From the listing below, select every line where the word "only" appears.

[Begin Supplied entries]

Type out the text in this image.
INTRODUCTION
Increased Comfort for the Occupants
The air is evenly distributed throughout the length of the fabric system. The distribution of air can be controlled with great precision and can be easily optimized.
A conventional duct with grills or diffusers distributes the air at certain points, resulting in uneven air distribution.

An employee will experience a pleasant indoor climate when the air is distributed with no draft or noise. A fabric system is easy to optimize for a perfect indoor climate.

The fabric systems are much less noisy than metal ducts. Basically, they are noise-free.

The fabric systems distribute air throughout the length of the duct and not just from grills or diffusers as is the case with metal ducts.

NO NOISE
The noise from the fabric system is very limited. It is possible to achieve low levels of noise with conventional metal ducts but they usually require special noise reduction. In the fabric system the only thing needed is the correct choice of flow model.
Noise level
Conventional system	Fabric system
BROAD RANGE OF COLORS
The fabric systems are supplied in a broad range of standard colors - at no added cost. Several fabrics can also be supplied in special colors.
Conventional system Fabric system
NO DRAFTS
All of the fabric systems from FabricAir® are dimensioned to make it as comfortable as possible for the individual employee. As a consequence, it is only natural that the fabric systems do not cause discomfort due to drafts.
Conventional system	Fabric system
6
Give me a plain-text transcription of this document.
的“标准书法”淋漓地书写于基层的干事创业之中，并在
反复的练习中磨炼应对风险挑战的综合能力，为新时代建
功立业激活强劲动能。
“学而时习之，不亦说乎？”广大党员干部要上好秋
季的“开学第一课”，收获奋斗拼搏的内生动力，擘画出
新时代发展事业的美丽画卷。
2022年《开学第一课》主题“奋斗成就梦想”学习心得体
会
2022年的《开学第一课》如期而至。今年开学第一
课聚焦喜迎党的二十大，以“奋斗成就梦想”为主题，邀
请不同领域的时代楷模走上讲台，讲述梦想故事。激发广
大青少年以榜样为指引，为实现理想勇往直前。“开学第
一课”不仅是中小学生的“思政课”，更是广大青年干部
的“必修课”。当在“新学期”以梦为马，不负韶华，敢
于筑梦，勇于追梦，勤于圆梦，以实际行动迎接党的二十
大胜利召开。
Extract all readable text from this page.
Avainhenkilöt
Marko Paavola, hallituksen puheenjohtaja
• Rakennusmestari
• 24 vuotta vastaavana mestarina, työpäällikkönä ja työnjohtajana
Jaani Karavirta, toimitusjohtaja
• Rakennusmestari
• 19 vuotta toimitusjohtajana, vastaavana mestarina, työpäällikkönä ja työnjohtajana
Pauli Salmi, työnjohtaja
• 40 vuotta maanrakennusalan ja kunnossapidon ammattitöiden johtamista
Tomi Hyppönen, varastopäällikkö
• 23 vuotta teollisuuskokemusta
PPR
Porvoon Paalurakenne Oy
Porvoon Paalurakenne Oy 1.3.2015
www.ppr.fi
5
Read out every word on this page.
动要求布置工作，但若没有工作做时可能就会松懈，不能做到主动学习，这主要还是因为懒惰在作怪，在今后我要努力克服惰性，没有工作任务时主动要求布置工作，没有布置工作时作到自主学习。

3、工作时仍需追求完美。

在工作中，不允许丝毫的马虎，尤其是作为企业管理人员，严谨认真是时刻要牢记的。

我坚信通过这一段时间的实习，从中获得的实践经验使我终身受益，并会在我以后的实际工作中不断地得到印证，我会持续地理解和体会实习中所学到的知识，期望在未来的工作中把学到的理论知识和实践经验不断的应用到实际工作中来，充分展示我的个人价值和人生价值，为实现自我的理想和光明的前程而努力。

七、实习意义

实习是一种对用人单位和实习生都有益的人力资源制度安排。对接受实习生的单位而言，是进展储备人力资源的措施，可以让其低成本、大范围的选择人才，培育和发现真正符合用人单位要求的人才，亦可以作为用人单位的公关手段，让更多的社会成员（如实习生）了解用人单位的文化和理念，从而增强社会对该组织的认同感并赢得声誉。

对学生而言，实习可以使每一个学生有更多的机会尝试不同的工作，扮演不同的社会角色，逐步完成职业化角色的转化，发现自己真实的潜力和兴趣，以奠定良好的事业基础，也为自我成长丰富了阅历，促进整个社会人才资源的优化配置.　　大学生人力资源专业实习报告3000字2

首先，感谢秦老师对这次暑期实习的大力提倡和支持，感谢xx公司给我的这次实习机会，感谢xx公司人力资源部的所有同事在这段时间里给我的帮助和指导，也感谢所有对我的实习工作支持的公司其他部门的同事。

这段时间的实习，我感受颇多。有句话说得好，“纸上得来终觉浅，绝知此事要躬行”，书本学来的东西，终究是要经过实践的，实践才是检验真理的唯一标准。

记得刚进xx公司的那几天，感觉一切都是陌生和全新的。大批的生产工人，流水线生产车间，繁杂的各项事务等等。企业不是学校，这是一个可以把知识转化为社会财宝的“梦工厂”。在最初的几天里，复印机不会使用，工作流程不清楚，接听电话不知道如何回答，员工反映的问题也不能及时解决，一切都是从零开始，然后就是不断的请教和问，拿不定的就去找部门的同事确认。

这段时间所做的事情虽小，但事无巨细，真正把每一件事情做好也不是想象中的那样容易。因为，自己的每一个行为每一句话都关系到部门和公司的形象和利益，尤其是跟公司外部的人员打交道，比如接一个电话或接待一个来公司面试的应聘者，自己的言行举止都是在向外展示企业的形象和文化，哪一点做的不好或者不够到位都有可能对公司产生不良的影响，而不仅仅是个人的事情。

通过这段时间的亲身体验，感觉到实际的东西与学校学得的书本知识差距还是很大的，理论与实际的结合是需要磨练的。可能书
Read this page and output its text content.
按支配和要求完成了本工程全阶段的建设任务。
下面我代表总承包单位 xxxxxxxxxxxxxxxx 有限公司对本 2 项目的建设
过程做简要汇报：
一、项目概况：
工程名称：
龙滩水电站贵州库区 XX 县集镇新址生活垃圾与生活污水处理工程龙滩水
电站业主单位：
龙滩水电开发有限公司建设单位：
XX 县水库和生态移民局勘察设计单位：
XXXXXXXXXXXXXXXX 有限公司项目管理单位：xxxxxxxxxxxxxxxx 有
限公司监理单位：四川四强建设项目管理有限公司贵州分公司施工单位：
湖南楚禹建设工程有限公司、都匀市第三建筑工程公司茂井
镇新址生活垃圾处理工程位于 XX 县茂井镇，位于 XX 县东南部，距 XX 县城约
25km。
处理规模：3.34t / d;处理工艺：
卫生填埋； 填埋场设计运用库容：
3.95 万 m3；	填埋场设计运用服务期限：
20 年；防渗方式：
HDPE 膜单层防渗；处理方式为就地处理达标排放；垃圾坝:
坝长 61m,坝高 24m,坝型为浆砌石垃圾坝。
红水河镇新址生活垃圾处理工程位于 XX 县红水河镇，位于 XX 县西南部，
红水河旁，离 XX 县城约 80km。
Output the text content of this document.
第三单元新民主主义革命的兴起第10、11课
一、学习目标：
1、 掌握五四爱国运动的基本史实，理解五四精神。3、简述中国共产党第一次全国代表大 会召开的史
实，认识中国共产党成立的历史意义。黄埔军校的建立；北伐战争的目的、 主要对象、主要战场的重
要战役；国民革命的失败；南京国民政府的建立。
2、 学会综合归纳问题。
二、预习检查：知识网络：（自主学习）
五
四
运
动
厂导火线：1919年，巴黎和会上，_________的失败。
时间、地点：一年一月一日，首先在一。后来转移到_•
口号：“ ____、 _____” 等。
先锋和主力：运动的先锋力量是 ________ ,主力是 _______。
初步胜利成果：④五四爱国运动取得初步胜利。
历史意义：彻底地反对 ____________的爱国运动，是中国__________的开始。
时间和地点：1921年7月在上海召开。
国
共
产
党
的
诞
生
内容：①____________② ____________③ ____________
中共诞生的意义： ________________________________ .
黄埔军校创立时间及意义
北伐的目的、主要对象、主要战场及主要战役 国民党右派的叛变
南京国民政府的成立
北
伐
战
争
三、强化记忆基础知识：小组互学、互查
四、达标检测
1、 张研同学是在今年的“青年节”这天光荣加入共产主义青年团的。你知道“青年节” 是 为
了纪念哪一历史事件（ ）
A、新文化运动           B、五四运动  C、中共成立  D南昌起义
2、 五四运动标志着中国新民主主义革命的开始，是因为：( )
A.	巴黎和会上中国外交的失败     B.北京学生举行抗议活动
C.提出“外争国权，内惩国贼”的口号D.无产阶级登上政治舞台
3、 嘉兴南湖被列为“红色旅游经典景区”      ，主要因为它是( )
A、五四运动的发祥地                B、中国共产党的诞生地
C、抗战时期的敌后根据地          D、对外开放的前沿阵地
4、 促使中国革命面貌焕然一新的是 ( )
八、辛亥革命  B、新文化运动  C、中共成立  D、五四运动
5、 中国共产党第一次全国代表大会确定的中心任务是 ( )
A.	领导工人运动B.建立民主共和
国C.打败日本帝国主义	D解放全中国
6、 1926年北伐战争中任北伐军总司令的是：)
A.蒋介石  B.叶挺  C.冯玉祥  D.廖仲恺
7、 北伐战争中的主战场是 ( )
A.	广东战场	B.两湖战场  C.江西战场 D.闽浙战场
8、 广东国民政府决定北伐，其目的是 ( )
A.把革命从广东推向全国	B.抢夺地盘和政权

[End Supplied entries]

(Solution to the exercise):
The noise from the fabric system is very limited. It is possible to achieve low levels of noise with conventional metal ducts but they usually require special noise reduction. In the fabric system the only thing needed is the correct choice of flow model.
All of the fabric systems from FabricAir® are dimensioned to make it as comfortable as possible for the individual employee. As a consequence, it is only natural that the fabric systems do not cause discomfort due to drafts.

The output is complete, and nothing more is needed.